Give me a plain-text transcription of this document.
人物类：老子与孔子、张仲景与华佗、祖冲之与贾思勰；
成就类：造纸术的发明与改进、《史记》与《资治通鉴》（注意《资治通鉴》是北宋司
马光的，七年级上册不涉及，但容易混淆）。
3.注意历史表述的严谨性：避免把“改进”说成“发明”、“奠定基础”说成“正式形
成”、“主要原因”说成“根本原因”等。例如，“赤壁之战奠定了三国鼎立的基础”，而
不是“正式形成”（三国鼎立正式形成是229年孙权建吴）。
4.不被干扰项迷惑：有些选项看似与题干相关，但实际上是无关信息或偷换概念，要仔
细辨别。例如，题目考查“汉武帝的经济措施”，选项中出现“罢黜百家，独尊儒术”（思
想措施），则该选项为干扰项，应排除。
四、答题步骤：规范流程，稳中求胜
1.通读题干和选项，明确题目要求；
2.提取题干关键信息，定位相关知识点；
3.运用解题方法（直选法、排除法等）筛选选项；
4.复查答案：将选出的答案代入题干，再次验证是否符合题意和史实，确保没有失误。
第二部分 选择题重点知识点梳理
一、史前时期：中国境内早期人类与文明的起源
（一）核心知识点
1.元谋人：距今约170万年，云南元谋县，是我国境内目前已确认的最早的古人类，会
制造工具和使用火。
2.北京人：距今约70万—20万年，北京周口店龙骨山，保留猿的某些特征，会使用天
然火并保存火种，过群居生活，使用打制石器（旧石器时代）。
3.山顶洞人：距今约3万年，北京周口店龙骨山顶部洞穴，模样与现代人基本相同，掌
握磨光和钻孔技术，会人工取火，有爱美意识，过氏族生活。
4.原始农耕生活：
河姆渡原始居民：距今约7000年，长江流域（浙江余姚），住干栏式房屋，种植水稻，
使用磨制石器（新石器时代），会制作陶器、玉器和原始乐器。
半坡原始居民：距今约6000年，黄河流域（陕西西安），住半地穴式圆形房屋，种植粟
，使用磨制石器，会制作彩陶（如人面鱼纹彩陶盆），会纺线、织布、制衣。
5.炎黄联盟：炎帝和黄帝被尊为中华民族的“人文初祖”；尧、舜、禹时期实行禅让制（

═══

_PROBLEM_:
Write the data back out verbatim.

_WRITTEN REPLY_:
Give me a plain-text transcription of this document.
人物类：老子与孔子、张仲景与华佗、祖冲之与贾思勰；
成就类：造纸术的发明与改进、《史记》与《资治通鉴》（注意《资治通鉴》是北宋司
马光的，七年级上册不涉及，但容易混淆）。
3.注意历史表述的严谨性：避免把“改进”说成“发明”、“奠定基础”说成“正式形
成”、“主要原因”说成“根本原因”等。例如，“赤壁之战奠定了三国鼎立的基础”，而
不是“正式形成”（三国鼎立正式形成是229年孙权建吴）。
4.不被干扰项迷惑：有些选项看似与题干相关，但实际上是无关信息或偷换概念，要仔
细辨别。例如，题目考查“汉武帝的经济措施”，选项中出现“罢黜百家，独尊儒术”（思
想措施），则该选项为干扰项，应排除。
四、答题步骤：规范流程，稳中求胜
1.通读题干和选项，明确题目要求；
2.提取题干关键信息，定位相关知识点；
3.运用解题方法（直选法、排除法等）筛选选项；
4.复查答案：将选出的答案代入题干，再次验证是否符合题意和史实，确保没有失误。
第二部分 选择题重点知识点梳理
一、史前时期：中国境内早期人类与文明的起源
（一）核心知识点
1.元谋人：距今约170万年，云南元谋县，是我国境内目前已确认的最早的古人类，会
制造工具和使用火。
2.北京人：距今约70万—20万年，北京周口店龙骨山，保留猿的某些特征，会使用天
然火并保存火种，过群居生活，使用打制石器（旧石器时代）。
3.山顶洞人：距今约3万年，北京周口店龙骨山顶部洞穴，模样与现代人基本相同，掌
握磨光和钻孔技术，会人工取火，有爱美意识，过氏族生活。
4.原始农耕生活：
河姆渡原始居民：距今约7000年，长江流域（浙江余姚），住干栏式房屋，种植水稻，
使用磨制石器（新石器时代），会制作陶器、玉器和原始乐器。
半坡原始居民：距今约6000年，黄河流域（陕西西安），住半地穴式圆形房屋，种植粟
，使用磨制石器，会制作彩陶（如人面鱼纹彩陶盆），会纺线、织布、制衣。
5.炎黄联盟：炎帝和黄帝被尊为中华民族的“人文初祖”；尧、舜、禹时期实行禅让制（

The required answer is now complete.